(Dataset records)
^^^^

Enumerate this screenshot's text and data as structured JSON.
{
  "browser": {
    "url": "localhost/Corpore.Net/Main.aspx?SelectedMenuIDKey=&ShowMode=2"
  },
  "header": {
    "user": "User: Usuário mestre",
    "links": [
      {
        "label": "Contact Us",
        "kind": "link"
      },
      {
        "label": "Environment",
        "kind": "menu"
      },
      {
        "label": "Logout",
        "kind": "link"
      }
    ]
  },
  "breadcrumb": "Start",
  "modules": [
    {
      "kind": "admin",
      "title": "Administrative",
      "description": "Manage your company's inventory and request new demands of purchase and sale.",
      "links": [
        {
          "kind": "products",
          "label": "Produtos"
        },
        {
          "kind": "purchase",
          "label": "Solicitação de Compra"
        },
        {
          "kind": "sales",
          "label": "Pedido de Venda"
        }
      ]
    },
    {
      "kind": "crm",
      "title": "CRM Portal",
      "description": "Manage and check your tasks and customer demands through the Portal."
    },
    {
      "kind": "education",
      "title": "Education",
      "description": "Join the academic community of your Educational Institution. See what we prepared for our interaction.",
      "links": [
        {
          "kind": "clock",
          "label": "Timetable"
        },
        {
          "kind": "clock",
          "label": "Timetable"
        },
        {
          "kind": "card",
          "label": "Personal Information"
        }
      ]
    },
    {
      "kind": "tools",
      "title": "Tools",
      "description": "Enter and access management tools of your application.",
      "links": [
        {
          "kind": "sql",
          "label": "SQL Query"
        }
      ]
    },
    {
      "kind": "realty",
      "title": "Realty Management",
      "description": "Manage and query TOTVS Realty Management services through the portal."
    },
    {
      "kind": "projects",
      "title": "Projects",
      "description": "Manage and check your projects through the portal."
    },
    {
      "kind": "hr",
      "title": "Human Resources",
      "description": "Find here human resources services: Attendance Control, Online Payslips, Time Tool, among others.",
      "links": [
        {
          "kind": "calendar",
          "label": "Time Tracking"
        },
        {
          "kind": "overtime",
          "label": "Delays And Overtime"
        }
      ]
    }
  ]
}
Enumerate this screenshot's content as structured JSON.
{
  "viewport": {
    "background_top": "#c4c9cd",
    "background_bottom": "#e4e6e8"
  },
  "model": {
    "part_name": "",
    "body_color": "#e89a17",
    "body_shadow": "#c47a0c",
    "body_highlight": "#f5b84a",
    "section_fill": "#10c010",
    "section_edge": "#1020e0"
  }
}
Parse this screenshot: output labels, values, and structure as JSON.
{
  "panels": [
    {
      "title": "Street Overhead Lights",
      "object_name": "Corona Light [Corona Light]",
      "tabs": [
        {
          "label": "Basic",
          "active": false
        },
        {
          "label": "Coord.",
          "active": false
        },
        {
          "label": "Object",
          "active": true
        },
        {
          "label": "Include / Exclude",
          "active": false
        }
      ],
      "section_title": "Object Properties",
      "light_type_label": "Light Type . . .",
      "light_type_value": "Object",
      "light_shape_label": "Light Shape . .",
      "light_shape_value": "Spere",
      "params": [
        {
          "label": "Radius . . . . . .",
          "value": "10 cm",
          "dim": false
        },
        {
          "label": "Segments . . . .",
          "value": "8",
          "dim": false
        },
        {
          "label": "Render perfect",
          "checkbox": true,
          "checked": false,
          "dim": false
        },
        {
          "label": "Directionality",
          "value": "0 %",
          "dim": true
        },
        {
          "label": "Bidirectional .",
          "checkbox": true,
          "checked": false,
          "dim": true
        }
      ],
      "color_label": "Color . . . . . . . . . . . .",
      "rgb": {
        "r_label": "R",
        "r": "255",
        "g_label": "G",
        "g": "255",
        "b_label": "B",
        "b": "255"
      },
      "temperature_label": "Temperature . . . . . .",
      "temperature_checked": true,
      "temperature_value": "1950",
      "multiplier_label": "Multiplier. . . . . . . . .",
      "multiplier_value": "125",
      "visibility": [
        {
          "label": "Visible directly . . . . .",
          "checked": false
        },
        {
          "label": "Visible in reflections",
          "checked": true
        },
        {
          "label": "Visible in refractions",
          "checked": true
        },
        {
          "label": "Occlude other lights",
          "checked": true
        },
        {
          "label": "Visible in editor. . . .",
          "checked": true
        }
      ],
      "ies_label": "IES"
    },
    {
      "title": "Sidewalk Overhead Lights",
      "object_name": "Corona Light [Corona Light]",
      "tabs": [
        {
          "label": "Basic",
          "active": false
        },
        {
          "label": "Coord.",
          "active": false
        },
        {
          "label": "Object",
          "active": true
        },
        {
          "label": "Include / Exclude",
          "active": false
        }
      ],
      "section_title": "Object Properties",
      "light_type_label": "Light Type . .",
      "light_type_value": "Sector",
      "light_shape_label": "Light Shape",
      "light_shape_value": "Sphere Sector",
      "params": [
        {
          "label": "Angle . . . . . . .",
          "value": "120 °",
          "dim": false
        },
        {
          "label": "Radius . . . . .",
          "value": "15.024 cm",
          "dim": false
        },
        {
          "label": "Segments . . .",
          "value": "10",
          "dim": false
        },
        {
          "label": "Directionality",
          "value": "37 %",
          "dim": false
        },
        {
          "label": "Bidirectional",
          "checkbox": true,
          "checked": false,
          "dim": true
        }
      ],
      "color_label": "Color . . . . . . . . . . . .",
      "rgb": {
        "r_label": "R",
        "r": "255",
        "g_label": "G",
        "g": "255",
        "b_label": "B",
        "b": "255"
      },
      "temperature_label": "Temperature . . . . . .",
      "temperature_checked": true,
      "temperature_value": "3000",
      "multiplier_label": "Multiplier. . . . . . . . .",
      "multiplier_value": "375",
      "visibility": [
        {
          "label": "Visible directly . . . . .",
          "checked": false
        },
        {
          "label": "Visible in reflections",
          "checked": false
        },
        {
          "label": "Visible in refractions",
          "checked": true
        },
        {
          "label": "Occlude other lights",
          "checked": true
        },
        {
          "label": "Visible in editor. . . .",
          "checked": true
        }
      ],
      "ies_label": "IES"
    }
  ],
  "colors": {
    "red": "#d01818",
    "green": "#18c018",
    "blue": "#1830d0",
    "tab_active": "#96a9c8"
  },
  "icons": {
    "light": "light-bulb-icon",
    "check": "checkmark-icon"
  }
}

^^^^

### PROBLEM DETAILS:
Return only the number of lines in the data that contain "services".

### REPLY TO THE EXERCISE:
2